### Stated exercise
Return all lines that include the string "OPERATION".

### Material provided
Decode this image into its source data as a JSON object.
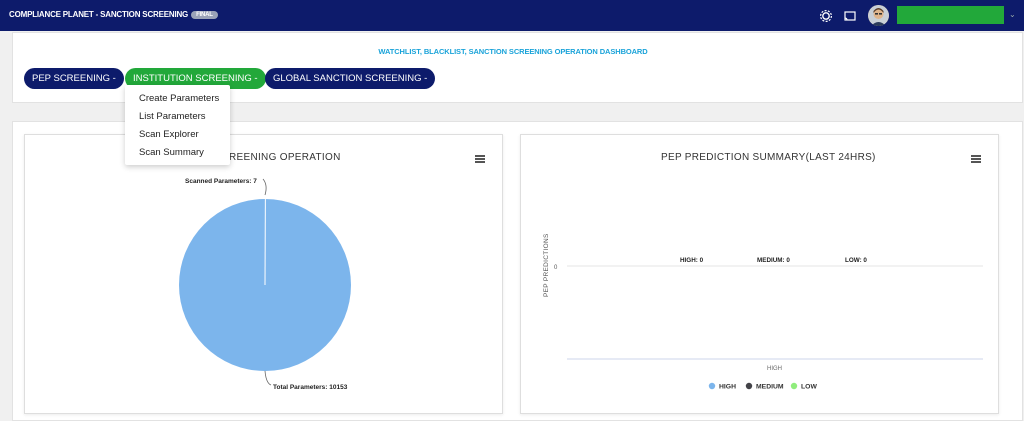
{
  "app": {
    "title": "COMPLIANCE PLANET - SANCTION SCREENING",
    "badge": "FINAL"
  },
  "dashboard": {
    "title": "WATCHLIST, BLACKLIST, SANCTION SCREENING OPERATION DASHBOARD",
    "tabs": [
      {
        "label": "PEP SCREENING -",
        "color": "#0d1b6b"
      },
      {
        "label": "INSTITUTION SCREENING -",
        "color": "#22a83a",
        "active": true
      },
      {
        "label": "GLOBAL SANCTION SCREENING -",
        "color": "#0d1b6b"
      }
    ]
  },
  "dropdown": {
    "items": [
      "Create Parameters",
      "List Parameters",
      "Scan Explorer",
      "Scan Summary"
    ]
  },
  "left_card": {
    "title_visible": "REENING OPERATION"
  },
  "right_card": {
    "title": "PEP PREDICTION SUMMARY(LAST 24HRS)"
  },
  "chart_data": [
    {
      "type": "pie",
      "title": "",
      "slices": [
        {
          "label": "Total Parameters",
          "value": 10153,
          "color": "#7cb5ec",
          "data_label": "Total Parameters: 10153"
        },
        {
          "label": "Scanned Parameters",
          "value": 7,
          "color": "#7cb5ec",
          "data_label": "Scanned Parameters: 7"
        }
      ]
    },
    {
      "type": "bar",
      "title": "PEP PREDICTION SUMMARY(LAST 24HRS)",
      "categories": [
        "HIGH"
      ],
      "ylabel": "PEP PREDICTIONS",
      "y_ticks": [
        "0"
      ],
      "series": [
        {
          "name": "HIGH",
          "values": [
            0
          ],
          "color": "#7cb5ec",
          "data_label": "HIGH: 0"
        },
        {
          "name": "MEDIUM",
          "values": [
            0
          ],
          "color": "#434348",
          "data_label": "MEDIUM: 0"
        },
        {
          "name": "LOW",
          "values": [
            0
          ],
          "color": "#90ed7d",
          "data_label": "LOW: 0"
        }
      ],
      "legend": "bottom-center"
    }
  ]
}
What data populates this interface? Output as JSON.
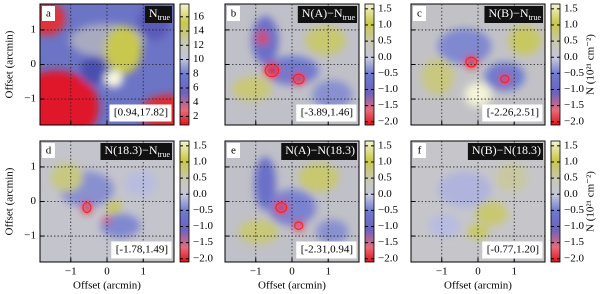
{
  "chart_data": [
    {
      "type": "heatmap",
      "label": "a",
      "title": {
        "main": "N",
        "sub": "true"
      },
      "range_label": "[0.94,17.82]",
      "xlim": [
        -1.85,
        1.85
      ],
      "ylim": [
        -1.75,
        1.75
      ],
      "xticks": [
        {
          "value": -1,
          "label": "−1"
        },
        0,
        1
      ],
      "yticks": [
        {
          "value": -1,
          "label": "−1"
        },
        0,
        1
      ],
      "show_xticklabels": false,
      "show_yticklabels": true,
      "ylabel": "Offset (arcmin)",
      "grid": true,
      "colorbar": {
        "lim": [
          0.8,
          17.8
        ],
        "ticks": [
          2,
          4,
          6,
          8,
          10,
          12,
          14,
          16
        ]
      }
    },
    {
      "type": "heatmap",
      "label": "b",
      "title": {
        "main": "N(A)−N",
        "sub": "true"
      },
      "range_label": "[-3.89,1.46]",
      "xlim": [
        -1.85,
        1.85
      ],
      "ylim": [
        -1.75,
        1.75
      ],
      "xticks": [
        -1,
        0,
        1
      ],
      "yticks": [
        -1,
        0,
        1
      ],
      "show_xticklabels": false,
      "show_yticklabels": false,
      "grid": true,
      "colorbar": {
        "lim": [
          -2.1,
          1.65
        ],
        "ticks": [
          {
            "value": -2,
            "label": "−2.0"
          },
          {
            "value": -1.5,
            "label": "−1.5"
          },
          {
            "value": -1,
            "label": "−1.0"
          },
          {
            "value": -0.5,
            "label": "−0.5"
          },
          {
            "value": 0,
            "label": "0.0"
          },
          {
            "value": 0.5,
            "label": "0.5"
          },
          {
            "value": 1,
            "label": "1.0"
          },
          {
            "value": 1.5,
            "label": "1.5"
          }
        ]
      }
    },
    {
      "type": "heatmap",
      "label": "c",
      "title": {
        "main": "N(B)−N",
        "sub": "true"
      },
      "range_label": "[-2.26,2.51]",
      "xlim": [
        -1.85,
        1.85
      ],
      "ylim": [
        -1.75,
        1.75
      ],
      "xticks": [
        -1,
        0,
        1
      ],
      "yticks": [
        -1,
        0,
        1
      ],
      "show_xticklabels": false,
      "show_yticklabels": false,
      "grid": true,
      "colorbar": {
        "lim": [
          -2.1,
          1.65
        ],
        "label": "N (10²¹ cm⁻²)",
        "ticks": [
          {
            "value": -2,
            "label": "−2.0"
          },
          {
            "value": -1.5,
            "label": "−1.5"
          },
          {
            "value": -1,
            "label": "−1.0"
          },
          {
            "value": -0.5,
            "label": "−0.5"
          },
          {
            "value": 0,
            "label": "0.0"
          },
          {
            "value": 0.5,
            "label": "0.5"
          },
          {
            "value": 1,
            "label": "1.0"
          },
          {
            "value": 1.5,
            "label": "1.5"
          }
        ]
      }
    },
    {
      "type": "heatmap",
      "label": "d",
      "title": {
        "main": "N(18.3)−N",
        "sub": "true"
      },
      "range_label": "[-1.78,1.49]",
      "xlim": [
        -1.85,
        1.85
      ],
      "ylim": [
        -1.75,
        1.75
      ],
      "xticks": [
        {
          "value": -1,
          "label": "−1"
        },
        0,
        1
      ],
      "yticks": [
        {
          "value": -1,
          "label": "−1"
        },
        0,
        1
      ],
      "show_xticklabels": true,
      "show_yticklabels": true,
      "xlabel": "Offset (arcmin)",
      "ylabel": "Offset (arcmin)",
      "grid": true,
      "colorbar": {
        "lim": [
          -2.1,
          1.65
        ],
        "ticks": [
          {
            "value": -2,
            "label": "−2.0"
          },
          {
            "value": -1.5,
            "label": "−1.5"
          },
          {
            "value": -1,
            "label": "−1.0"
          },
          {
            "value": -0.5,
            "label": "−0.5"
          },
          {
            "value": 0,
            "label": "0.0"
          },
          {
            "value": 0.5,
            "label": "0.5"
          },
          {
            "value": 1,
            "label": "1.0"
          },
          {
            "value": 1.5,
            "label": "1.5"
          }
        ]
      }
    },
    {
      "type": "heatmap",
      "label": "e",
      "title": {
        "main": "N(A)−N(18.3)"
      },
      "range_label": "[-2.31,0.94]",
      "xlim": [
        -1.85,
        1.85
      ],
      "ylim": [
        -1.75,
        1.75
      ],
      "xticks": [
        {
          "value": -1,
          "label": "−1"
        },
        0,
        1
      ],
      "yticks": [
        -1,
        0,
        1
      ],
      "show_xticklabels": true,
      "show_yticklabels": false,
      "xlabel": "Offset (arcmin)",
      "grid": true,
      "colorbar": {
        "lim": [
          -2.1,
          1.65
        ],
        "ticks": [
          {
            "value": -2,
            "label": "−2.0"
          },
          {
            "value": -1.5,
            "label": "−1.5"
          },
          {
            "value": -1,
            "label": "−1.0"
          },
          {
            "value": -0.5,
            "label": "−0.5"
          },
          {
            "value": 0,
            "label": "0.0"
          },
          {
            "value": 0.5,
            "label": "0.5"
          },
          {
            "value": 1,
            "label": "1.0"
          },
          {
            "value": 1.5,
            "label": "1.5"
          }
        ]
      }
    },
    {
      "type": "heatmap",
      "label": "f",
      "title": {
        "main": "N(B)−N(18.3)"
      },
      "range_label": "[-0.77,1.20]",
      "xlim": [
        -1.85,
        1.85
      ],
      "ylim": [
        -1.75,
        1.75
      ],
      "xticks": [
        {
          "value": -1,
          "label": "−1"
        },
        0,
        1
      ],
      "yticks": [
        -1,
        0,
        1
      ],
      "show_xticklabels": true,
      "show_yticklabels": false,
      "xlabel": "Offset (arcmin)",
      "grid": true,
      "colorbar": {
        "lim": [
          -2.1,
          1.65
        ],
        "label": "N (10²¹ cm⁻²)",
        "ticks": [
          {
            "value": -2,
            "label": "−2.0"
          },
          {
            "value": -1.5,
            "label": "−1.5"
          },
          {
            "value": -1,
            "label": "−1.0"
          },
          {
            "value": -0.5,
            "label": "−0.5"
          },
          {
            "value": 0,
            "label": "0.0"
          },
          {
            "value": 0.5,
            "label": "0.5"
          },
          {
            "value": 1,
            "label": "1.0"
          },
          {
            "value": 1.5,
            "label": "1.5"
          }
        ]
      }
    }
  ]
}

### Problem solution
    "title": "WATCHLIST, BLACKLIST, SANCTION SCREENING OPERATION DASHBOARD",
    "title_visible": "REENING OPERATION"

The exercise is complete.